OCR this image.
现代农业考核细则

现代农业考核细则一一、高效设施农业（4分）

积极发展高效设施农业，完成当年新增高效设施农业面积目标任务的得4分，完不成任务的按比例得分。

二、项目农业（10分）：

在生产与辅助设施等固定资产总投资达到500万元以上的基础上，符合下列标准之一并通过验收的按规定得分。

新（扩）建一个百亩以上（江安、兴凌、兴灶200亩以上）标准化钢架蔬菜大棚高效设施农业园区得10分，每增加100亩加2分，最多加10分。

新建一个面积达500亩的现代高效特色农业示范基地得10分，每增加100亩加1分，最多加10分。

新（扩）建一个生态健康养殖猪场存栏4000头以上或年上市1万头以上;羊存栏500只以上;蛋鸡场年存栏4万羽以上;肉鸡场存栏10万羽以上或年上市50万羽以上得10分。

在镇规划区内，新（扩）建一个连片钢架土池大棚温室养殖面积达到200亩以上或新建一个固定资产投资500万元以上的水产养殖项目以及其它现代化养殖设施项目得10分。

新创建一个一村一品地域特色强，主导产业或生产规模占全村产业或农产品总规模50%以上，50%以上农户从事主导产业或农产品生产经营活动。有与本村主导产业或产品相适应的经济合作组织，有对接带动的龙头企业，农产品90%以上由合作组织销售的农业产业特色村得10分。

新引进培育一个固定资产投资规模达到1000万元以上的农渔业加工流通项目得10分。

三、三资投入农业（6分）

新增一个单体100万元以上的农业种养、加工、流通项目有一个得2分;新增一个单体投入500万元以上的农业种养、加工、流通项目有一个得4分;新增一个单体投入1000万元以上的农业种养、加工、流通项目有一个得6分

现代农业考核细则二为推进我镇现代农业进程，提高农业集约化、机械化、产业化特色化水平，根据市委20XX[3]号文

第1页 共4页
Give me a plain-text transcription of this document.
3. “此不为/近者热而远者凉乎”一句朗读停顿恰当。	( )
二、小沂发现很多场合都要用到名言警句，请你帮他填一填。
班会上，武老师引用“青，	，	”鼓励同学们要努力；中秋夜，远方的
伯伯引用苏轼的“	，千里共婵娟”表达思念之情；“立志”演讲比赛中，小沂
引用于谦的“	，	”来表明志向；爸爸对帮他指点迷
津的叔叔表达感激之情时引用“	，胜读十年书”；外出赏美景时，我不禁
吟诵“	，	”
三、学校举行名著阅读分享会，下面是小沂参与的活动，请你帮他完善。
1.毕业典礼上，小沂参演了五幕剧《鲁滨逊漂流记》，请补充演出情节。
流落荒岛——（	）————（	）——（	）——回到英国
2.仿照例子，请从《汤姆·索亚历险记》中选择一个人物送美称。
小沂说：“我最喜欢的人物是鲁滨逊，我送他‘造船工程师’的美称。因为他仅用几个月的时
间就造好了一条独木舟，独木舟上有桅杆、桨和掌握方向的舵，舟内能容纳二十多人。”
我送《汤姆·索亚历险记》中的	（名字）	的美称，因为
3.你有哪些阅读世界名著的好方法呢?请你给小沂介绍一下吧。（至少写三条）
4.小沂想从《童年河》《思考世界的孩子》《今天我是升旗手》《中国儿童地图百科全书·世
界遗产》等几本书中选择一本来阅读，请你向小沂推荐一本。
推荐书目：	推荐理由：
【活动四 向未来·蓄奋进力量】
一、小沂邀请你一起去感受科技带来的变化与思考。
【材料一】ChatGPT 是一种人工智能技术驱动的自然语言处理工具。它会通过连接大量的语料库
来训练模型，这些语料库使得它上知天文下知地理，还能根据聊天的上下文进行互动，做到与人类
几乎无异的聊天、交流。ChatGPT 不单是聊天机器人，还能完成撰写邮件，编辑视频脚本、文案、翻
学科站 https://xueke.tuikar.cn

# # # #

Using the material above, report each line where "ChatGPT" occurs.

【材料一】ChatGPT 是一种人工智能技术驱动的自然语言处理工具。它会通过连接大量的语料库
几乎无异的聊天、交流。ChatGPT 不单是聊天机器人，还能完成撰写邮件，编辑视频脚本、文案、翻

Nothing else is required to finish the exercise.